◆ Stored records ◆
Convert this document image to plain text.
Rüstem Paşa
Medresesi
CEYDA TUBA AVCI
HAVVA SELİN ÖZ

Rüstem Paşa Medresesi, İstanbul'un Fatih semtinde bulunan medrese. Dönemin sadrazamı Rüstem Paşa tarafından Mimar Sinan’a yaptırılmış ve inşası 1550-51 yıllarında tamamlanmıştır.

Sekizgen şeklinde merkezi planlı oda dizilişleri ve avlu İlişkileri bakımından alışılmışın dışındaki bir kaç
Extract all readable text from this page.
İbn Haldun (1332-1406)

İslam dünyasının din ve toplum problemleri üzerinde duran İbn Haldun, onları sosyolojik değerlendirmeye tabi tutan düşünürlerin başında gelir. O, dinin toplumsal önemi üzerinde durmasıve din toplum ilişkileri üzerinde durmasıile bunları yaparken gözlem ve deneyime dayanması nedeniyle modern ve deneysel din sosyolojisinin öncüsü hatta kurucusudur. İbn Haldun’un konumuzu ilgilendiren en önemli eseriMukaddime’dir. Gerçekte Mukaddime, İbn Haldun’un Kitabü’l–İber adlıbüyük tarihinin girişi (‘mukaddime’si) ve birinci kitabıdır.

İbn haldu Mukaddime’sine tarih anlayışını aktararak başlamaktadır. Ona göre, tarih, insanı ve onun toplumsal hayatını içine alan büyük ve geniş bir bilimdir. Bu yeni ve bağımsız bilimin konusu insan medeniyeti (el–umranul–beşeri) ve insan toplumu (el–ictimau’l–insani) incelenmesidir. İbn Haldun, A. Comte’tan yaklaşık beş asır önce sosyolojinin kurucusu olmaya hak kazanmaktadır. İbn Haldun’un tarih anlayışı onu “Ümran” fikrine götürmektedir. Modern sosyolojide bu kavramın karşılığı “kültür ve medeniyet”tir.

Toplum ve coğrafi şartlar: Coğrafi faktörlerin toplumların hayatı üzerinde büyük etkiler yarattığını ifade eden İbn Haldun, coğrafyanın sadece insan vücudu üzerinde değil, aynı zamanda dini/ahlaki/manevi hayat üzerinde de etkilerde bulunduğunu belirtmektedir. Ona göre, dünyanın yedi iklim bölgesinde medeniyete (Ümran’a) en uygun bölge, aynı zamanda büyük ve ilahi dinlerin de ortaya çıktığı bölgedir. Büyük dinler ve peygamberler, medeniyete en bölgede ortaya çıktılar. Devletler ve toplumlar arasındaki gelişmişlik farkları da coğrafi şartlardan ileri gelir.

◆ Exercise task ◆
Please output the entries above, every line exactly as it reads.

◆ Output for this task ◆
Convert this document image to plain text.
Rüstem Paşa
Medresesi
CEYDA TUBA AVCI
HAVVA SELİN ÖZ

Rüstem Paşa Medresesi, İstanbul'un Fatih semtinde bulunan medrese. Dönemin sadrazamı Rüstem Paşa tarafından Mimar Sinan’a yaptırılmış ve inşası 1550-51 yıllarında tamamlanmıştır.

Sekizgen şeklinde merkezi planlı oda dizilişleri ve avlu İlişkileri bakımından alışılmışın dışındaki bir kaç
Extract all readable text from this page.
İbn Haldun (1332-1406)

İslam dünyasının din ve toplum problemleri üzerinde duran İbn Haldun, onları sosyolojik değerlendirmeye tabi tutan düşünürlerin başında gelir. O, dinin toplumsal önemi üzerinde durmasıve din toplum ilişkileri üzerinde durmasıile bunları yaparken gözlem ve deneyime dayanması nedeniyle modern ve deneysel din sosyolojisinin öncüsü hatta kurucusudur. İbn Haldun’un konumuzu ilgilendiren en önemli eseriMukaddime’dir. Gerçekte Mukaddime, İbn Haldun’un Kitabü’l–İber adlıbüyük tarihinin girişi (‘mukaddime’si) ve birinci kitabıdır.

İbn haldu Mukaddime’sine tarih anlayışını aktararak başlamaktadır. Ona göre, tarih, insanı ve onun toplumsal hayatını içine alan büyük ve geniş bir bilimdir. Bu yeni ve bağımsız bilimin konusu insan medeniyeti (el–umranul–beşeri) ve insan toplumu (el–ictimau’l–insani) incelenmesidir. İbn Haldun, A. Comte’tan yaklaşık beş asır önce sosyolojinin kurucusu olmaya hak kazanmaktadır. İbn Haldun’un tarih anlayışı onu “Ümran” fikrine götürmektedir. Modern sosyolojide bu kavramın karşılığı “kültür ve medeniyet”tir.

Toplum ve coğrafi şartlar: Coğrafi faktörlerin toplumların hayatı üzerinde büyük etkiler yarattığını ifade eden İbn Haldun, coğrafyanın sadece insan vücudu üzerinde değil, aynı zamanda dini/ahlaki/manevi hayat üzerinde de etkilerde bulunduğunu belirtmektedir. Ona göre, dünyanın yedi iklim bölgesinde medeniyete (Ümran’a) en uygun bölge, aynı zamanda büyük ve ilahi dinlerin de ortaya çıktığı bölgedir. Büyük dinler ve peygamberler, medeniyete en bölgede ortaya çıktılar. Devletler ve toplumlar arasındaki gelişmişlik farkları da coğrafi şartlardan ileri gelir.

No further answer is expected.